PROBLEM DESCRIPTION: Tally up the lines carrying the string "Polarity" and respond with only the resulting number.

TASK INPUTS:

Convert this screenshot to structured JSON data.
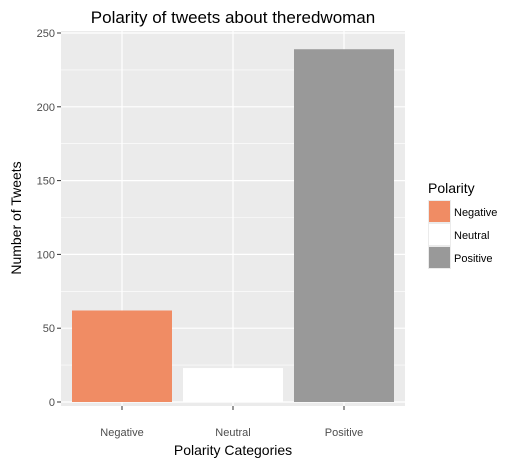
{
  "chart_data": {
    "type": "bar",
    "title": "Polarity of tweets about theredwoman",
    "xlabel": "Polarity Categories",
    "ylabel": "Number of Tweets",
    "categories": [
      "Negative",
      "Neutral",
      "Positive"
    ],
    "values": [
      62,
      23,
      239
    ],
    "ylim": [
      0,
      250
    ],
    "yticks": [
      0,
      50,
      100,
      150,
      200,
      250
    ],
    "colors": [
      "#F08C64",
      "#FFFFFF",
      "#999999"
    ],
    "grid": true,
    "panel_background": "#EBEBEB",
    "legend": {
      "title": "Polarity",
      "placement": "right",
      "entries": [
        "Negative",
        "Neutral",
        "Positive"
      ]
    }
  }
}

WRITTEN SOLUTION: 3